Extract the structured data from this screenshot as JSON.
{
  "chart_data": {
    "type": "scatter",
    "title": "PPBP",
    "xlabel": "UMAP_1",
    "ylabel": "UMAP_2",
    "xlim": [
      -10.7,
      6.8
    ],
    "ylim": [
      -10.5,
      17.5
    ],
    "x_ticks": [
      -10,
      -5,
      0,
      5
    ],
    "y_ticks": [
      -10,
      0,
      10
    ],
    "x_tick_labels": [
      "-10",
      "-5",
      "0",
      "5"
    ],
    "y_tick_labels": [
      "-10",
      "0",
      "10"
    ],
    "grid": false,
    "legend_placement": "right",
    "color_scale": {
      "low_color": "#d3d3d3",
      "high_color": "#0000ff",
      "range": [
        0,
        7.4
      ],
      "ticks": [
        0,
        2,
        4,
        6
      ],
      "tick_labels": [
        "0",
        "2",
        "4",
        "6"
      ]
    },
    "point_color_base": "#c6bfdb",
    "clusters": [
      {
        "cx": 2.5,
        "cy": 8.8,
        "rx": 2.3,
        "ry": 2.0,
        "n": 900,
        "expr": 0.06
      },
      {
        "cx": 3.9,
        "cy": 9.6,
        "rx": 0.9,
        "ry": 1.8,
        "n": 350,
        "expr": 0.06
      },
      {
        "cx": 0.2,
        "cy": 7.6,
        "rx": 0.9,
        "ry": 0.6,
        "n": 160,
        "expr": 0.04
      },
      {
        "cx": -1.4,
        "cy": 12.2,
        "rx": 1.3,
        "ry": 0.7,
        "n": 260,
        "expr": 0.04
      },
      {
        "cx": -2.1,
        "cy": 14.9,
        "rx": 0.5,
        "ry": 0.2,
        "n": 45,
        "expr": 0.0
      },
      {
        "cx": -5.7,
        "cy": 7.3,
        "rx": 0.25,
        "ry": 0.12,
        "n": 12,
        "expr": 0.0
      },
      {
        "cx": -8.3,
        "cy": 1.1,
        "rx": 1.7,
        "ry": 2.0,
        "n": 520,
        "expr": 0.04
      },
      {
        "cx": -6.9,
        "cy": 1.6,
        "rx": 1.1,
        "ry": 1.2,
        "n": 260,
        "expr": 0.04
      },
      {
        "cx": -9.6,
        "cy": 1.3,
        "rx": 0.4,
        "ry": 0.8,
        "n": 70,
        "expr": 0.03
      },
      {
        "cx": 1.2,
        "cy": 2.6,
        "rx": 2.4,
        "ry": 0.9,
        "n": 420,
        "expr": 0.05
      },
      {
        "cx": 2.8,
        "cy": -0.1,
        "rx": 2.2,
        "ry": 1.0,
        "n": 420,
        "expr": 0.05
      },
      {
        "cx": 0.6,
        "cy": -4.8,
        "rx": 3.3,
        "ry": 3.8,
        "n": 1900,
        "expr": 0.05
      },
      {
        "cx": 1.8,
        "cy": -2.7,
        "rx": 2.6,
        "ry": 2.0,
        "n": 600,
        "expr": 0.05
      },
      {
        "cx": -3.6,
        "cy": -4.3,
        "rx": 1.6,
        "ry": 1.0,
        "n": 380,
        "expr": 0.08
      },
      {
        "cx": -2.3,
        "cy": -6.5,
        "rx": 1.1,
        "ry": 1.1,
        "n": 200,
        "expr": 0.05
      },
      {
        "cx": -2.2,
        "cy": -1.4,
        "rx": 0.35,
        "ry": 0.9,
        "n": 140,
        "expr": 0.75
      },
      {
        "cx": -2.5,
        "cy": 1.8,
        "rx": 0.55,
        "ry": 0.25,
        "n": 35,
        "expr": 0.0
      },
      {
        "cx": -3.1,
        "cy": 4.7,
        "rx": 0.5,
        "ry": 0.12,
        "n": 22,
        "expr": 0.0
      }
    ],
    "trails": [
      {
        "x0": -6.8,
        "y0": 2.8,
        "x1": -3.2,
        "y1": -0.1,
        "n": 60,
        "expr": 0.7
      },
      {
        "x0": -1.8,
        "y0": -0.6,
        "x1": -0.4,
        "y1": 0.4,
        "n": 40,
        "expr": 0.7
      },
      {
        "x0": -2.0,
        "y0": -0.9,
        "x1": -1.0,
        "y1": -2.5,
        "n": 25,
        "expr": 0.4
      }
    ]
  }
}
+ + + + + + +
▶ [EXERCISE AIM]: Return each entry from the material above exactly as it appears.

▶ [ANSWER BELOW]:
Extract the structured data from this screenshot as JSON.
{
  "chart_data": {
    "type": "scatter",
    "title": "PPBP",
    "xlabel": "UMAP_1",
    "ylabel": "UMAP_2",
    "xlim": [
      -10.7,
      6.8
    ],
    "ylim": [
      -10.5,
      17.5
    ],
    "x_ticks": [
      -10,
      -5,
      0,
      5
    ],
    "y_ticks": [
      -10,
      0,
      10
    ],
    "x_tick_labels": [
      "-10",
      "-5",
      "0",
      "5"
    ],
    "y_tick_labels": [
      "-10",
      "0",
      "10"
    ],
    "grid": false,
    "legend_placement": "right",
    "color_scale": {
      "low_color": "#d3d3d3",
      "high_color": "#0000ff",
      "range": [
        0,
        7.4
      ],
      "ticks": [
        0,
        2,
        4,
        6
      ],
      "tick_labels": [
        "0",
        "2",
        "4",
        "6"
      ]
    },
    "point_color_base": "#c6bfdb",
    "clusters": [
      {
        "cx": 2.5,
        "cy": 8.8,
        "rx": 2.3,
        "ry": 2.0,
        "n": 900,
        "expr": 0.06
      },
      {
        "cx": 3.9,
        "cy": 9.6,
        "rx": 0.9,
        "ry": 1.8,
        "n": 350,
        "expr": 0.06
      },
      {
        "cx": 0.2,
        "cy": 7.6,
        "rx": 0.9,
        "ry": 0.6,
        "n": 160,
        "expr": 0.04
      },
      {
        "cx": -1.4,
        "cy": 12.2,
        "rx": 1.3,
        "ry": 0.7,
        "n": 260,
        "expr": 0.04
      },
      {
        "cx": -2.1,
        "cy": 14.9,
        "rx": 0.5,
        "ry": 0.2,
        "n": 45,
        "expr": 0.0
      },
      {
        "cx": -5.7,
        "cy": 7.3,
        "rx": 0.25,
        "ry": 0.12,
        "n": 12,
        "expr": 0.0
      },
      {
        "cx": -8.3,
        "cy": 1.1,
        "rx": 1.7,
        "ry": 2.0,
        "n": 520,
        "expr": 0.04
      },
      {
        "cx": -6.9,
        "cy": 1.6,
        "rx": 1.1,
        "ry": 1.2,
        "n": 260,
        "expr": 0.04
      },
      {
        "cx": -9.6,
        "cy": 1.3,
        "rx": 0.4,
        "ry": 0.8,
        "n": 70,
        "expr": 0.03
      },
      {
        "cx": 1.2,
        "cy": 2.6,
        "rx": 2.4,
        "ry": 0.9,
        "n": 420,
        "expr": 0.05
      },
      {
        "cx": 2.8,
        "cy": -0.1,
        "rx": 2.2,
        "ry": 1.0,
        "n": 420,
        "expr": 0.05
      },
      {
        "cx": 0.6,
        "cy": -4.8,
        "rx": 3.3,
        "ry": 3.8,
        "n": 1900,
        "expr": 0.05
      },
      {
        "cx": 1.8,
        "cy": -2.7,
        "rx": 2.6,
        "ry": 2.0,
        "n": 600,
        "expr": 0.05
      },
      {
        "cx": -3.6,
        "cy": -4.3,
        "rx": 1.6,
        "ry": 1.0,
        "n": 380,
        "expr": 0.08
      },
      {
        "cx": -2.3,
        "cy": -6.5,
        "rx": 1.1,
        "ry": 1.1,
        "n": 200,
        "expr": 0.05
      },
      {
        "cx": -2.2,
        "cy": -1.4,
        "rx": 0.35,
        "ry": 0.9,
        "n": 140,
        "expr": 0.75
      },
      {
        "cx": -2.5,
        "cy": 1.8,
        "rx": 0.55,
        "ry": 0.25,
        "n": 35,
        "expr": 0.0
      },
      {
        "cx": -3.1,
        "cy": 4.7,
        "rx": 0.5,
        "ry": 0.12,
        "n": 22,
        "expr": 0.0
      }
    ],
    "trails": [
      {
        "x0": -6.8,
        "y0": 2.8,
        "x1": -3.2,
        "y1": -0.1,
        "n": 60,
        "expr": 0.7
      },
      {
        "x0": -1.8,
        "y0": -0.6,
        "x1": -0.4,
        "y1": 0.4,
        "n": 40,
        "expr": 0.7
      },
      {
        "x0": -2.0,
        "y0": -0.9,
        "x1": -1.0,
        "y1": -2.5,
        "n": 25,
        "expr": 0.4
      }
    ]
  }
}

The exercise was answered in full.